##### PROVIDED DATA
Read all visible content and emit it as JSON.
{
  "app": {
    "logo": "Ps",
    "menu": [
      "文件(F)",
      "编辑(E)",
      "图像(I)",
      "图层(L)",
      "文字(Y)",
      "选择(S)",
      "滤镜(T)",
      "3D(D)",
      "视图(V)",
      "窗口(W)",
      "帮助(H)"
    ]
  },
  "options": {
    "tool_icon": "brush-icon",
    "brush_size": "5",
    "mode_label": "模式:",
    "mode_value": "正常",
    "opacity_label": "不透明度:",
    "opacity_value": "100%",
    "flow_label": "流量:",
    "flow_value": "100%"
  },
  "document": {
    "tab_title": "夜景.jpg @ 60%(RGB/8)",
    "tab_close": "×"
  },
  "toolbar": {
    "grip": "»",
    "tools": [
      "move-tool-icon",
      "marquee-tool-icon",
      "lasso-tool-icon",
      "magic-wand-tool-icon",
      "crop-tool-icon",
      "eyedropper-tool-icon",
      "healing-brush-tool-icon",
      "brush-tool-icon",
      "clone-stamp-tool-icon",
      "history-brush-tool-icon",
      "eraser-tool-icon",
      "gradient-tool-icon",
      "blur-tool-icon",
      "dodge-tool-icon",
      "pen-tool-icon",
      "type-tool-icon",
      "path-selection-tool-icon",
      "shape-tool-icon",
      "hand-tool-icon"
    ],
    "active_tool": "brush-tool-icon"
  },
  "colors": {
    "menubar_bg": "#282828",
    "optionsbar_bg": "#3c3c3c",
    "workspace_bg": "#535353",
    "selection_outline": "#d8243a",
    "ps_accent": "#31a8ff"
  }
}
##########
**WHAT YOU HAVE TO DO:**
Print the listing above in full, exactly as it is.

**TASK OUTPUT:**
Read all visible content and emit it as JSON.
{
  "app": {
    "logo": "Ps",
    "menu": [
      "文件(F)",
      "编辑(E)",
      "图像(I)",
      "图层(L)",
      "文字(Y)",
      "选择(S)",
      "滤镜(T)",
      "3D(D)",
      "视图(V)",
      "窗口(W)",
      "帮助(H)"
    ]
  },
  "options": {
    "tool_icon": "brush-icon",
    "brush_size": "5",
    "mode_label": "模式:",
    "mode_value": "正常",
    "opacity_label": "不透明度:",
    "opacity_value": "100%",
    "flow_label": "流量:",
    "flow_value": "100%"
  },
  "document": {
    "tab_title": "夜景.jpg @ 60%(RGB/8)",
    "tab_close": "×"
  },
  "toolbar": {
    "grip": "»",
    "tools": [
      "move-tool-icon",
      "marquee-tool-icon",
      "lasso-tool-icon",
      "magic-wand-tool-icon",
      "crop-tool-icon",
      "eyedropper-tool-icon",
      "healing-brush-tool-icon",
      "brush-tool-icon",
      "clone-stamp-tool-icon",
      "history-brush-tool-icon",
      "eraser-tool-icon",
      "gradient-tool-icon",
      "blur-tool-icon",
      "dodge-tool-icon",
      "pen-tool-icon",
      "type-tool-icon",
      "path-selection-tool-icon",
      "shape-tool-icon",
      "hand-tool-icon"
    ],
    "active_tool": "brush-tool-icon"
  },
  "colors": {
    "menubar_bg": "#282828",
    "optionsbar_bg": "#3c3c3c",
    "workspace_bg": "#535353",
    "selection_outline": "#d8243a",
    "ps_accent": "#31a8ff"
  }
}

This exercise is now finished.